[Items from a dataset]
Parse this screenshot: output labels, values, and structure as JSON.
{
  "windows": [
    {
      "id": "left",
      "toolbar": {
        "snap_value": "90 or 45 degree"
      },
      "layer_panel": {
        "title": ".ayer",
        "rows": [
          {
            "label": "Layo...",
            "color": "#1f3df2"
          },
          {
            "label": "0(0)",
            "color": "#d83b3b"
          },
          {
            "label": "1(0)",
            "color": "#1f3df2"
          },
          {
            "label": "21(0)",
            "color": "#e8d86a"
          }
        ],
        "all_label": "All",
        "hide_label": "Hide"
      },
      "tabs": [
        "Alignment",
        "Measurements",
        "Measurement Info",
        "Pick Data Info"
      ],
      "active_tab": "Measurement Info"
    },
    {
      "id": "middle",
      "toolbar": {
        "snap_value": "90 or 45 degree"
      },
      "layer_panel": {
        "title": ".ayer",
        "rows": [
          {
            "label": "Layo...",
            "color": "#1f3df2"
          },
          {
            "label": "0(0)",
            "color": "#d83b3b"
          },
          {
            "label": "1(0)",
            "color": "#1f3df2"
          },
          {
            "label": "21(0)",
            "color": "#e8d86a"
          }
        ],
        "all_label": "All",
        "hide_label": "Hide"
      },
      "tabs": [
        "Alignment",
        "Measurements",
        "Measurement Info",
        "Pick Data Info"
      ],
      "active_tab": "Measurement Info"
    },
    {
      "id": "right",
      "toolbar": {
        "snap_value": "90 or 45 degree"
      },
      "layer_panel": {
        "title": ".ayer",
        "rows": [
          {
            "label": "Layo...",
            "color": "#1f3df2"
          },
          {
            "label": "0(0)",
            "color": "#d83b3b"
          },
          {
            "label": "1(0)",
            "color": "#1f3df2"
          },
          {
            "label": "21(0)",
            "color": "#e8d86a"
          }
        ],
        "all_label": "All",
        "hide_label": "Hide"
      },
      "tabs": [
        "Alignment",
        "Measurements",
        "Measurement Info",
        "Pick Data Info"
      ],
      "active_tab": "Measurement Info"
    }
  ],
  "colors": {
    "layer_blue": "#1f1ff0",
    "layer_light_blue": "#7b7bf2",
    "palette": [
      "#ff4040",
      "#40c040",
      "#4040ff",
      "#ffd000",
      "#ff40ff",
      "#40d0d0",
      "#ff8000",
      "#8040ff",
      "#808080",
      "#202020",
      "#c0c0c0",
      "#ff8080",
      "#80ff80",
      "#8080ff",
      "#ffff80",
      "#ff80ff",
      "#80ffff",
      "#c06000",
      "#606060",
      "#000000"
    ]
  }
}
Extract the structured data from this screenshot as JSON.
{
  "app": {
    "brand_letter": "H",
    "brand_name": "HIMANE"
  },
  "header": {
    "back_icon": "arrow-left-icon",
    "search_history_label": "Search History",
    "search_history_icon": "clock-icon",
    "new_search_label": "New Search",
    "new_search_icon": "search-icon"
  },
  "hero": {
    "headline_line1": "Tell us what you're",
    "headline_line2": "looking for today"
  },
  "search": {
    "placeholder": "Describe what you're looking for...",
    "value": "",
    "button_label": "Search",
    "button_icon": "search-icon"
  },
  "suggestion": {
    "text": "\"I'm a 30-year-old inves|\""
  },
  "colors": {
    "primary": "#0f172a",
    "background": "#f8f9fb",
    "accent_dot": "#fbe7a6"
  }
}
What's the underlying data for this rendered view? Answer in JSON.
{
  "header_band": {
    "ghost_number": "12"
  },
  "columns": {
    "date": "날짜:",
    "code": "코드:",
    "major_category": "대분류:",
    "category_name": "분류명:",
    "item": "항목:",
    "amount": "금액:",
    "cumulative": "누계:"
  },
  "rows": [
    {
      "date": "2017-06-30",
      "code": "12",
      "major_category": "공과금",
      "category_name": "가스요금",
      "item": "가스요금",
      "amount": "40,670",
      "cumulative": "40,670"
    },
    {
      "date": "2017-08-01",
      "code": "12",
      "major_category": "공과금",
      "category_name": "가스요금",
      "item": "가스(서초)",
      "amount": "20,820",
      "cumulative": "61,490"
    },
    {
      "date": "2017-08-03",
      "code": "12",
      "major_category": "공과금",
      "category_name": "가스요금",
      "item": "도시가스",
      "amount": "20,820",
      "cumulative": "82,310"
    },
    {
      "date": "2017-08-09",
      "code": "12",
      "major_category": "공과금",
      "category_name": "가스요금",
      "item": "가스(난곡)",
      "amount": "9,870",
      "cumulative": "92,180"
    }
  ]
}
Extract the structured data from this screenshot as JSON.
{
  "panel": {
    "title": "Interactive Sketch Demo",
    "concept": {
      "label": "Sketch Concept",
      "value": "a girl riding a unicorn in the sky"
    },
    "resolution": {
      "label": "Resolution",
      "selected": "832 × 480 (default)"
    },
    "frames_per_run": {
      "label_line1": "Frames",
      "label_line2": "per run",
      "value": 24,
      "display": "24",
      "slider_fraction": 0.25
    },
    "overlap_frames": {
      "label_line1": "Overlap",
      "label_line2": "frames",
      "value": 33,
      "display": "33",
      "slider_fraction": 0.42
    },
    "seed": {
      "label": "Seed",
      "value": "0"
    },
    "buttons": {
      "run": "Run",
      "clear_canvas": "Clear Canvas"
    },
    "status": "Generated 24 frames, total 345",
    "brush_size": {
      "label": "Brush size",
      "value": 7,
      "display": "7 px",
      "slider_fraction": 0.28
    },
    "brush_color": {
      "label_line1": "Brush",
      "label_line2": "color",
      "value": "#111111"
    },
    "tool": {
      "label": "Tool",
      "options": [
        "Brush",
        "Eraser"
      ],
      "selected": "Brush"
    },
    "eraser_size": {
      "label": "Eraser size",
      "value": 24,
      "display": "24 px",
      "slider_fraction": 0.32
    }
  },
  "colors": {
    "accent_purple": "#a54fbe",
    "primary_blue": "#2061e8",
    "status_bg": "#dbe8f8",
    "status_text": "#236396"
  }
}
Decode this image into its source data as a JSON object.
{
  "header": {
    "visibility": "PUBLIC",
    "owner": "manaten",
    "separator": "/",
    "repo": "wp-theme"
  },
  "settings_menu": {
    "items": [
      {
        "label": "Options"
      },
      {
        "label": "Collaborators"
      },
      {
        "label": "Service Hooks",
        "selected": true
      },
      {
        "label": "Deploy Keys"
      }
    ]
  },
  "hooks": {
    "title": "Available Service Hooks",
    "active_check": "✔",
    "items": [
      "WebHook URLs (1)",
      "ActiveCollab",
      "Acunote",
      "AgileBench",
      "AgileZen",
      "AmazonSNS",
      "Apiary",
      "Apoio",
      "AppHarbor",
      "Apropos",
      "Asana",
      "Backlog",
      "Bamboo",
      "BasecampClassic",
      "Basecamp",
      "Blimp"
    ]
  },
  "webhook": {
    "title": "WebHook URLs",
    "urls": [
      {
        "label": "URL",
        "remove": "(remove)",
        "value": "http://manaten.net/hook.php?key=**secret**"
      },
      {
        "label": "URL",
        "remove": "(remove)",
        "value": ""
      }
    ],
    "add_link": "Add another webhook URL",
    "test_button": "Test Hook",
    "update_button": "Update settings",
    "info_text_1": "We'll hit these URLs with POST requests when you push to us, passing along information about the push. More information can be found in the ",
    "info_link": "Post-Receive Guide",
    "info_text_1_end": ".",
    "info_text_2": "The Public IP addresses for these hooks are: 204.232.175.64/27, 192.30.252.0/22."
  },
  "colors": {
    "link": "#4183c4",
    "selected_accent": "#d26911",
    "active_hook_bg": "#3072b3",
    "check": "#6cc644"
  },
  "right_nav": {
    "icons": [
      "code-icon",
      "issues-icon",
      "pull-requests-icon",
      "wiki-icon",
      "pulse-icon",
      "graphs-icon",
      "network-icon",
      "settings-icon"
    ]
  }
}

▶ **WORK TO BE COMPLETED**:
Print the listing above in full, exactly as it is.

▶ **RESULT FOR THIS TASK**:
Parse this screenshot: output labels, values, and structure as JSON.
{
  "windows": [
    {
      "id": "left",
      "toolbar": {
        "snap_value": "90 or 45 degree"
      },
      "layer_panel": {
        "title": ".ayer",
        "rows": [
          {
            "label": "Layo...",
            "color": "#1f3df2"
          },
          {
            "label": "0(0)",
            "color": "#d83b3b"
          },
          {
            "label": "1(0)",
            "color": "#1f3df2"
          },
          {
            "label": "21(0)",
            "color": "#e8d86a"
          }
        ],
        "all_label": "All",
        "hide_label": "Hide"
      },
      "tabs": [
        "Alignment",
        "Measurements",
        "Measurement Info",
        "Pick Data Info"
      ],
      "active_tab": "Measurement Info"
    },
    {
      "id": "middle",
      "toolbar": {
        "snap_value": "90 or 45 degree"
      },
      "layer_panel": {
        "title": ".ayer",
        "rows": [
          {
            "label": "Layo...",
            "color": "#1f3df2"
          },
          {
            "label": "0(0)",
            "color": "#d83b3b"
          },
          {
            "label": "1(0)",
            "color": "#1f3df2"
          },
          {
            "label": "21(0)",
            "color": "#e8d86a"
          }
        ],
        "all_label": "All",
        "hide_label": "Hide"
      },
      "tabs": [
        "Alignment",
        "Measurements",
        "Measurement Info",
        "Pick Data Info"
      ],
      "active_tab": "Measurement Info"
    },
    {
      "id": "right",
      "toolbar": {
        "snap_value": "90 or 45 degree"
      },
      "layer_panel": {
        "title": ".ayer",
        "rows": [
          {
            "label": "Layo...",
            "color": "#1f3df2"
          },
          {
            "label": "0(0)",
            "color": "#d83b3b"
          },
          {
            "label": "1(0)",
            "color": "#1f3df2"
          },
          {
            "label": "21(0)",
            "color": "#e8d86a"
          }
        ],
        "all_label": "All",
        "hide_label": "Hide"
      },
      "tabs": [
        "Alignment",
        "Measurements",
        "Measurement Info",
        "Pick Data Info"
      ],
      "active_tab": "Measurement Info"
    }
  ],
  "colors": {
    "layer_blue": "#1f1ff0",
    "layer_light_blue": "#7b7bf2",
    "palette": [
      "#ff4040",
      "#40c040",
      "#4040ff",
      "#ffd000",
      "#ff40ff",
      "#40d0d0",
      "#ff8000",
      "#8040ff",
      "#808080",
      "#202020",
      "#c0c0c0",
      "#ff8080",
      "#80ff80",
      "#8080ff",
      "#ffff80",
      "#ff80ff",
      "#80ffff",
      "#c06000",
      "#606060",
      "#000000"
    ]
  }
}
Extract the structured data from this screenshot as JSON.
{
  "app": {
    "brand_letter": "H",
    "brand_name": "HIMANE"
  },
  "header": {
    "back_icon": "arrow-left-icon",
    "search_history_label": "Search History",
    "search_history_icon": "clock-icon",
    "new_search_label": "New Search",
    "new_search_icon": "search-icon"
  },
  "hero": {
    "headline_line1": "Tell us what you're",
    "headline_line2": "looking for today"
  },
  "search": {
    "placeholder": "Describe what you're looking for...",
    "value": "",
    "button_label": "Search",
    "button_icon": "search-icon"
  },
  "suggestion": {
    "text": "\"I'm a 30-year-old inves|\""
  },
  "colors": {
    "primary": "#0f172a",
    "background": "#f8f9fb",
    "accent_dot": "#fbe7a6"
  }
}
What's the underlying data for this rendered view? Answer in JSON.
{
  "header_band": {
    "ghost_number": "12"
  },
  "columns": {
    "date": "날짜:",
    "code": "코드:",
    "major_category": "대분류:",
    "category_name": "분류명:",
    "item": "항목:",
    "amount": "금액:",
    "cumulative": "누계:"
  },
  "rows": [
    {
      "date": "2017-06-30",
      "code": "12",
      "major_category": "공과금",
      "category_name": "가스요금",
      "item": "가스요금",
      "amount": "40,670",
      "cumulative": "40,670"
    },
    {
      "date": "2017-08-01",
      "code": "12",
      "major_category": "공과금",
      "category_name": "가스요금",
      "item": "가스(서초)",
      "amount": "20,820",
      "cumulative": "61,490"
    },
    {
      "date": "2017-08-03",
      "code": "12",
      "major_category": "공과금",
      "category_name": "가스요금",
      "item": "도시가스",
      "amount": "20,820",
      "cumulative": "82,310"
    },
    {
      "date": "2017-08-09",
      "code": "12",
      "major_category": "공과금",
      "category_name": "가스요금",
      "item": "가스(난곡)",
      "amount": "9,870",
      "cumulative": "92,180"
    }
  ]
}
Extract the structured data from this screenshot as JSON.
{
  "panel": {
    "title": "Interactive Sketch Demo",
    "concept": {
      "label": "Sketch Concept",
      "value": "a girl riding a unicorn in the sky"
    },
    "resolution": {
      "label": "Resolution",
      "selected": "832 × 480 (default)"
    },
    "frames_per_run": {
      "label_line1": "Frames",
      "label_line2": "per run",
      "value": 24,
      "display": "24",
      "slider_fraction": 0.25
    },
    "overlap_frames": {
      "label_line1": "Overlap",
      "label_line2": "frames",
      "value": 33,
      "display": "33",
      "slider_fraction": 0.42
    },
    "seed": {
      "label": "Seed",
      "value": "0"
    },
    "buttons": {
      "run": "Run",
      "clear_canvas": "Clear Canvas"
    },
    "status": "Generated 24 frames, total 345",
    "brush_size": {
      "label": "Brush size",
      "value": 7,
      "display": "7 px",
      "slider_fraction": 0.28
    },
    "brush_color": {
      "label_line1": "Brush",
      "label_line2": "color",
      "value": "#111111"
    },
    "tool": {
      "label": "Tool",
      "options": [
        "Brush",
        "Eraser"
      ],
      "selected": "Brush"
    },
    "eraser_size": {
      "label": "Eraser size",
      "value": 24,
      "display": "24 px",
      "slider_fraction": 0.32
    }
  },
  "colors": {
    "accent_purple": "#a54fbe",
    "primary_blue": "#2061e8",
    "status_bg": "#dbe8f8",
    "status_text": "#236396"
  }
}
Decode this image into its source data as a JSON object.
{
  "header": {
    "visibility": "PUBLIC",
    "owner": "manaten",
    "separator": "/",
    "repo": "wp-theme"
  },
  "settings_menu": {
    "items": [
      {
        "label": "Options"
      },
      {
        "label": "Collaborators"
      },
      {
        "label": "Service Hooks",
        "selected": true
      },
      {
        "label": "Deploy Keys"
      }
    ]
  },
  "hooks": {
    "title": "Available Service Hooks",
    "active_check": "✔",
    "items": [
      "WebHook URLs (1)",
      "ActiveCollab",
      "Acunote",
      "AgileBench",
      "AgileZen",
      "AmazonSNS",
      "Apiary",
      "Apoio",
      "AppHarbor",
      "Apropos",
      "Asana",
      "Backlog",
      "Bamboo",
      "BasecampClassic",
      "Basecamp",
      "Blimp"
    ]
  },
  "webhook": {
    "title": "WebHook URLs",
    "urls": [
      {
        "label": "URL",
        "remove": "(remove)",
        "value": "http://manaten.net/hook.php?key=**secret**"
      },
      {
        "label": "URL",
        "remove": "(remove)",
        "value": ""
      }
    ],
    "add_link": "Add another webhook URL",
    "test_button": "Test Hook",
    "update_button": "Update settings",
    "info_text_1": "We'll hit these URLs with POST requests when you push to us, passing along information about the push. More information can be found in the ",
    "info_link": "Post-Receive Guide",
    "info_text_1_end": ".",
    "info_text_2": "The Public IP addresses for these hooks are: 204.232.175.64/27, 192.30.252.0/22."
  },
  "colors": {
    "link": "#4183c4",
    "selected_accent": "#d26911",
    "active_hook_bg": "#3072b3",
    "check": "#6cc644"
  },
  "right_nav": {
    "icons": [
      "code-icon",
      "issues-icon",
      "pull-requests-icon",
      "wiki-icon",
      "pulse-icon",
      "graphs-icon",
      "network-icon",
      "settings-icon"
    ]
  }
}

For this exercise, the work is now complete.